Records from a collection of figures.
::::::::

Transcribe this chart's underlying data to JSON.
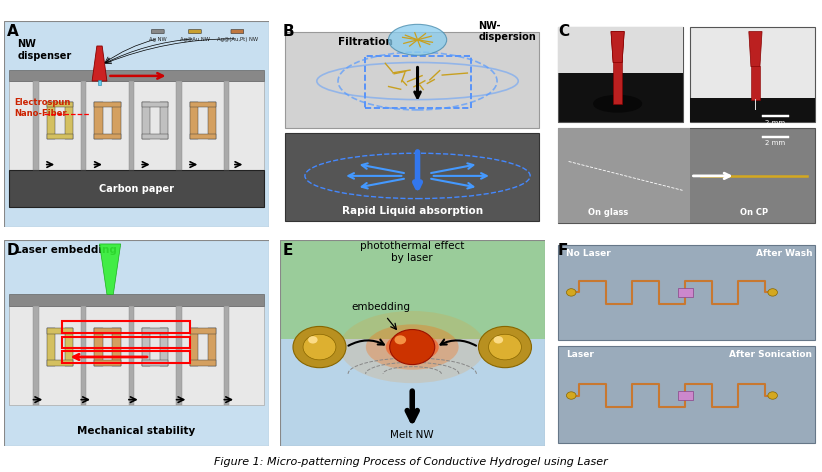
{
  "figure_title": "Figure 1: Micro-patterning Process of Conductive Hydrogel using Laser",
  "panel_labels": [
    "A",
    "B",
    "C",
    "D",
    "E",
    "F"
  ],
  "panel_A": {
    "bg_top": "#c8dff0",
    "bg_fiber": "#e8e8e8",
    "bg_carbon": "#4a4a4a",
    "dispenser_bar": "#8a8a8a",
    "label_nw": "NW\ndispenser",
    "label_fiber": "Electrospun\nNano-Fiber",
    "label_carbon": "Carbon paper",
    "nw_labels": [
      "Ag NW",
      "Ag@Au NW",
      "Ag@(Au,Pt) NW"
    ],
    "nw_colors": [
      "#888888",
      "#c8a030",
      "#c07840"
    ]
  },
  "panel_B": {
    "membrane_color": "#d0d0d0",
    "bottom_color": "#505050",
    "label_filtration": "Filtration",
    "label_nw_disp": "NW-\ndispersion",
    "label_rapid": "Rapid Liquid absorption"
  },
  "panel_C": {
    "label_2mm_top": "2 mm",
    "label_2mm_bot": "2 mm",
    "label_glass": "On glass",
    "label_cp": "On CP"
  },
  "panel_D": {
    "bg_top": "#c8dff0",
    "bg_fiber": "#e8e8e8",
    "label_laser": "Laser embedding",
    "label_mech": "Mechanical stability"
  },
  "panel_E": {
    "bg_top_color": "#a8d8a8",
    "bg_mid_color": "#b8d8e8",
    "label_photo": "photothermal effect\nby laser",
    "label_embed": "embedding",
    "label_melt": "Melt NW"
  },
  "panel_F": {
    "bg_color": "#9aabbb",
    "label1": "No Laser",
    "label2": "After Wash",
    "label3": "Laser",
    "label4": "After Sonication",
    "wire_color": "#c87830"
  }
}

::::::::

TASK. Write out all the records again, exactly, minus any pictures.

EXERCISE RESULT.
Transcribe this chart's underlying data to JSON.
{
  "figure_title": "Figure 1: Micro-patterning Process of Conductive Hydrogel using Laser",
  "panel_labels": [
    "A",
    "B",
    "C",
    "D",
    "E",
    "F"
  ],
  "panel_A": {
    "bg_top": "#c8dff0",
    "bg_fiber": "#e8e8e8",
    "bg_carbon": "#4a4a4a",
    "dispenser_bar": "#8a8a8a",
    "label_nw": "NW\ndispenser",
    "label_fiber": "Electrospun\nNano-Fiber",
    "label_carbon": "Carbon paper",
    "nw_labels": [
      "Ag NW",
      "Ag@Au NW",
      "Ag@(Au,Pt) NW"
    ],
    "nw_colors": [
      "#888888",
      "#c8a030",
      "#c07840"
    ]
  },
  "panel_B": {
    "membrane_color": "#d0d0d0",
    "bottom_color": "#505050",
    "label_filtration": "Filtration",
    "label_nw_disp": "NW-\ndispersion",
    "label_rapid": "Rapid Liquid absorption"
  },
  "panel_C": {
    "label_2mm_top": "2 mm",
    "label_2mm_bot": "2 mm",
    "label_glass": "On glass",
    "label_cp": "On CP"
  },
  "panel_D": {
    "bg_top": "#c8dff0",
    "bg_fiber": "#e8e8e8",
    "label_laser": "Laser embedding",
    "label_mech": "Mechanical stability"
  },
  "panel_E": {
    "bg_top_color": "#a8d8a8",
    "bg_mid_color": "#b8d8e8",
    "label_photo": "photothermal effect\nby laser",
    "label_embed": "embedding",
    "label_melt": "Melt NW"
  },
  "panel_F": {
    "bg_color": "#9aabbb",
    "label1": "No Laser",
    "label2": "After Wash",
    "label3": "Laser",
    "label4": "After Sonication",
    "wire_color": "#c87830"
  }
}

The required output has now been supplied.